━━━━━ Data supplied ━━━━━
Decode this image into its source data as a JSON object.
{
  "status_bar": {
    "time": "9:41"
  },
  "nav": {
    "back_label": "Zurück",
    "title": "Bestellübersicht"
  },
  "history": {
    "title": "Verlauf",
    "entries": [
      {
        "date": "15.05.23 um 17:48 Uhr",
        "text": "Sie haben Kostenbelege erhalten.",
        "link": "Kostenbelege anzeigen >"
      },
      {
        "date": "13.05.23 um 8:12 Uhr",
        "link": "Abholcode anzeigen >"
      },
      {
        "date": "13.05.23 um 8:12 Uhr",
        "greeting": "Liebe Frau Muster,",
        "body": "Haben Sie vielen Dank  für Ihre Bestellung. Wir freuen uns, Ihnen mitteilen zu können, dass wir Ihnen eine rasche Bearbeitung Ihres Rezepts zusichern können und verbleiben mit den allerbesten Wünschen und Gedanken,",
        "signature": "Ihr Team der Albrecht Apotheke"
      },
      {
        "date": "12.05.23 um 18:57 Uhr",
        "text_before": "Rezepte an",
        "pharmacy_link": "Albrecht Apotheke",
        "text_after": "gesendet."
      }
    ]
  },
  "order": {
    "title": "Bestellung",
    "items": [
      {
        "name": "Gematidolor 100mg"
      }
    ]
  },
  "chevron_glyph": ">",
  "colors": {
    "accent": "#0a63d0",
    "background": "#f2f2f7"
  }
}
━━━━━
## [Task description]
Each entry above needs to be retyped exactly.

## [Task result]
Decode this image into its source data as a JSON object.
{
  "status_bar": {
    "time": "9:41"
  },
  "nav": {
    "back_label": "Zurück",
    "title": "Bestellübersicht"
  },
  "history": {
    "title": "Verlauf",
    "entries": [
      {
        "date": "15.05.23 um 17:48 Uhr",
        "text": "Sie haben Kostenbelege erhalten.",
        "link": "Kostenbelege anzeigen >"
      },
      {
        "date": "13.05.23 um 8:12 Uhr",
        "link": "Abholcode anzeigen >"
      },
      {
        "date": "13.05.23 um 8:12 Uhr",
        "greeting": "Liebe Frau Muster,",
        "body": "Haben Sie vielen Dank  für Ihre Bestellung. Wir freuen uns, Ihnen mitteilen zu können, dass wir Ihnen eine rasche Bearbeitung Ihres Rezepts zusichern können und verbleiben mit den allerbesten Wünschen und Gedanken,",
        "signature": "Ihr Team der Albrecht Apotheke"
      },
      {
        "date": "12.05.23 um 18:57 Uhr",
        "text_before": "Rezepte an",
        "pharmacy_link": "Albrecht Apotheke",
        "text_after": "gesendet."
      }
    ]
  },
  "order": {
    "title": "Bestellung",
    "items": [
      {
        "name": "Gematidolor 100mg"
      }
    ]
  },
  "chevron_glyph": ">",
  "colors": {
    "accent": "#0a63d0",
    "background": "#f2f2f7"
  }
}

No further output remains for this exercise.